The exercise
Scan the listing and work out how many lines contain the word "home". Nothing but the number should be given.

Material for this exercise
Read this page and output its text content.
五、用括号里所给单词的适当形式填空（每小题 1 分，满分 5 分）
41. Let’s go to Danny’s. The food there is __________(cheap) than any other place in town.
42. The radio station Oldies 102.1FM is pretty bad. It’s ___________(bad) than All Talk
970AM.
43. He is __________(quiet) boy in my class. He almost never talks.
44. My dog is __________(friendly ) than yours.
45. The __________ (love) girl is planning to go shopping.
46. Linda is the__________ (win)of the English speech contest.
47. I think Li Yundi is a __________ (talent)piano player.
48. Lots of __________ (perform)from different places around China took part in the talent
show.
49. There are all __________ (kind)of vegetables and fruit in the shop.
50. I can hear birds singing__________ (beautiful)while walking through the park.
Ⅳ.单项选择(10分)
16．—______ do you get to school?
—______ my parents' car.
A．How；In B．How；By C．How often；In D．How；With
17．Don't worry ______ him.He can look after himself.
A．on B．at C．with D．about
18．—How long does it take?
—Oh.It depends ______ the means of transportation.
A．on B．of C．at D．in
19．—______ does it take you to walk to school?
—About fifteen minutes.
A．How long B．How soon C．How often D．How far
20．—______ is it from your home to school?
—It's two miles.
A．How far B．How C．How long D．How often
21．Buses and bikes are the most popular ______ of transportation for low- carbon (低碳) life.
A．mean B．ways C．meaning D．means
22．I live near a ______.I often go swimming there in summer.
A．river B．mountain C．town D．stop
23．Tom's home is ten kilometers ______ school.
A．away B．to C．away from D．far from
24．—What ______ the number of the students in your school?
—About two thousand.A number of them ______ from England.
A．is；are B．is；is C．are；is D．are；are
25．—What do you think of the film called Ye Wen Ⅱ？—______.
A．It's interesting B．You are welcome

Final result
2